How I spiraled out of control in the best way
The day I began my journey to less was one of the most impactful days of my life. Since I’ve decided to minimize, I haven’t had a day go by where I haven’t been consciously evaluating the necessity and value of something in my life. Since I’ve decided to minimize, I have had constant piles (yes, piles) of belongings that have wound up by the door to go in the trash or to donate.
Everyday is a new day to focus (there’s that word for 2018 again) my environment and hone in on what I believe is important. As I get ready each day, I look into a closet that embodies my everyday style. As I cook in my kitchen, I use cookware that is necessary. As I view the things I have in my environment, I no longer feel guilty for accumulating or holding onto things, because I don’t.
(Disclaimer: My last name is Jones.)
This Jones is no longer trying to keep up with the Jones’s
Today, as I walked down the sunny, winter streets of Milwaukee, I felt so confident. Granted, I was wearing the new spring jacket I just got for 50% off at Columbia, but still, this is now the only spring/fall jacket that I own. I am no longer trying to appease the masses by repping jackets to keep up with whatever stylings are ‘appropriate’ for the day.
In a materialistic society such as this, social media slams us with a plethora of personas to try to mimic and embody. Since I have honed my closet, honed my stylistic interests I have much less of an aptitude for coveting what someone else has. I look at myself in the mirror and appreciate how I have styled myself, because I know that I have done it just for me. I finally see the style that has been yearning to make its way out from behind the veil of everyone else’s opinion.
Home Sweet Home is so much sweeter
Since I have brought more focus to the representation of myself in my home, I have found myself more and more dedicated to caring for my space. Vacuuming with so much less furniture is a breeze and doing my dishes takes half the time I would have taken before. After accumulating most of my wardrobe in the basket, laundry used to take at least an hour or two to sort and fold. Today, I sort and fold in about 15 minutes and I’m on my way.
As I look around my apartment, I see the things I have made the conscious decision to keep in my life and I want to take care of those things. I want to take better care of my home, because I have taken such care in deciding what stays and what goes.
Say thank you and be grateful
“Say thank you and be grateful.” is a saying that comes out of my mouth a little too often. Most times it is in a moment where I am forcing my love on someone who is being too nice to take my affection and I look at them and repeat my mantra: “Say thank you and be grateful.”
Since making the decision to minimize, I have found my gratuity for my life grow. I am now focused on the things I have made the decision to surround myself with. It is so much easier to be grateful for what you have when you’re not having to split your attention a million different ways. I am grateful for the simplicity of my apartment and the simplicity of the care of my apartment. This also goes for everything that now resides within it.
I don’t know how I used to do it
As I reflect on how much more fulfillment I have in my life, just by decreasing the amount of clutter, I don’t know how I used to do it. I remember the feeling of being overwhelmed with the amount of stuff that I owned, but I don’t know how I used to comprehend living with all of it everyday. It’s amazing what a very serious purge can do to your life!
My outlook on my world is forever changed and I am so grateful to have made my way down this path to a lighter life and a lighter mind to go along with it. How have you minimized and brought focus to your life? Are there ways that you implement a greater focus of gratitude and respect for your world? Share with me in the comments!

**TASK REQUIREMENTS**
According to the post on minimizing, how long does the writer now spend sorting and folding laundry? The records have nothing to do with the post on minimizing.

Page segmentation data
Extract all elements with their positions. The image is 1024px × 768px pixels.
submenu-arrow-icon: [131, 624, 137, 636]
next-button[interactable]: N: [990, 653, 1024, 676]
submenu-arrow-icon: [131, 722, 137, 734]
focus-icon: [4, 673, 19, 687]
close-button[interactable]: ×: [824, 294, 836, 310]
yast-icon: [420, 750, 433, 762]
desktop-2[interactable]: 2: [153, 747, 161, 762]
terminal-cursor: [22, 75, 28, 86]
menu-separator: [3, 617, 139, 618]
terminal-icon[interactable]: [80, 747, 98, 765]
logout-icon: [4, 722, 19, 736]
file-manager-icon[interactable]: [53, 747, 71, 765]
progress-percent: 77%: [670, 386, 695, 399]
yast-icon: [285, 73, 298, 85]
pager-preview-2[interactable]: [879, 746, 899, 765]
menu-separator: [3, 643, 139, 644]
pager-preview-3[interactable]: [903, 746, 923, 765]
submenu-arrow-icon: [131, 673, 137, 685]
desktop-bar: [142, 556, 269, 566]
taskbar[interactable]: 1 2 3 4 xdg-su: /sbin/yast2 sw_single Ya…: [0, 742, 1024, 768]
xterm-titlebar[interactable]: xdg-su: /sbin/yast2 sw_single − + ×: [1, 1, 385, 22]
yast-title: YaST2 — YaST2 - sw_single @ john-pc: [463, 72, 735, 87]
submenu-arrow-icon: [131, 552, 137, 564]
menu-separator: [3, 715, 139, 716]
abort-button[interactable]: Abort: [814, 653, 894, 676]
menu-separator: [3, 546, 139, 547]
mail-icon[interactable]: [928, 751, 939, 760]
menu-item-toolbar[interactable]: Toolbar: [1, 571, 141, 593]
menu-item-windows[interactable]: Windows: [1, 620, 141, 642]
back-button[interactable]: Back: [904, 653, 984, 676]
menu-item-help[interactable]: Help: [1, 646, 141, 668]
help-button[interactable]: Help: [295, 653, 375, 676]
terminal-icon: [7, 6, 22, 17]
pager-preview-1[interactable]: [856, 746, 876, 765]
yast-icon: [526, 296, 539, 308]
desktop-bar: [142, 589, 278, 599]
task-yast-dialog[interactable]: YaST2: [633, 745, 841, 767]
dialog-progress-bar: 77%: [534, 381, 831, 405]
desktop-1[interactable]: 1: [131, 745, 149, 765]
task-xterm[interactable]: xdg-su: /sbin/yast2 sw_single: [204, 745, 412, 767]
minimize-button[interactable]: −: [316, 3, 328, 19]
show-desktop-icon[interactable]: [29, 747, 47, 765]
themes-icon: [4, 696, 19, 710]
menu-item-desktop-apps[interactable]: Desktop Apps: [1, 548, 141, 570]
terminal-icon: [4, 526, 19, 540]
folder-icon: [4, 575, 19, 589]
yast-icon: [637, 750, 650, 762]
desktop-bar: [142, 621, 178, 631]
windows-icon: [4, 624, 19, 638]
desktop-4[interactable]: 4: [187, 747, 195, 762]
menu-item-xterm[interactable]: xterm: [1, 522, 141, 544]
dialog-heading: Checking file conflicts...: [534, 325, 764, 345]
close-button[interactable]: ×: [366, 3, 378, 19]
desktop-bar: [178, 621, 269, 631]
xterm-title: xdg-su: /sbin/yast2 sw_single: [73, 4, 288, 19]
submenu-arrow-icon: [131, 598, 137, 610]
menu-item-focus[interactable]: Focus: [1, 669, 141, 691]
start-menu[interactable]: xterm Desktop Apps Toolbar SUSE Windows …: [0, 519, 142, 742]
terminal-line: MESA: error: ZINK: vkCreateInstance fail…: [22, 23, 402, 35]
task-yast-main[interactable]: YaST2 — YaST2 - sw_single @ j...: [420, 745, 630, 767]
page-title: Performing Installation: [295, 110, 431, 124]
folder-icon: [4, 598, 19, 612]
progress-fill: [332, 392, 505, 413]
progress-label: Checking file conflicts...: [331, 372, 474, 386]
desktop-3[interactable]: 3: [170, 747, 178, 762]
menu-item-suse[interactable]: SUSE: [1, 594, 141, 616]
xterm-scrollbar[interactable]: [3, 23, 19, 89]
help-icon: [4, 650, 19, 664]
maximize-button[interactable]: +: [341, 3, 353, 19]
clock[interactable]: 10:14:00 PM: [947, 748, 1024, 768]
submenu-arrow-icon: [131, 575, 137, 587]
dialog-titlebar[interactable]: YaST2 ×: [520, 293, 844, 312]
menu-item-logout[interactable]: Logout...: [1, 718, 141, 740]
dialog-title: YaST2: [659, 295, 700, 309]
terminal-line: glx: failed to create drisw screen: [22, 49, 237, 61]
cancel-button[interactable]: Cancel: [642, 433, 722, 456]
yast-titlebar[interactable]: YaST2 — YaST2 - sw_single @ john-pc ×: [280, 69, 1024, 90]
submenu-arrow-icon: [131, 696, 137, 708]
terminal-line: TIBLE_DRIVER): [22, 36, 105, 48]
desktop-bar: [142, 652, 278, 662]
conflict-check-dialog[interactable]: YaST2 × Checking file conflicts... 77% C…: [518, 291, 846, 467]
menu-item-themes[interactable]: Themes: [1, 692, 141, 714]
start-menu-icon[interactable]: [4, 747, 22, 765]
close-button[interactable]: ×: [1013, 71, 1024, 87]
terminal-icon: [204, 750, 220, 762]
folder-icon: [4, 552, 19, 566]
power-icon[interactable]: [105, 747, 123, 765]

**ANSWER SPACE**
About 15 minutes.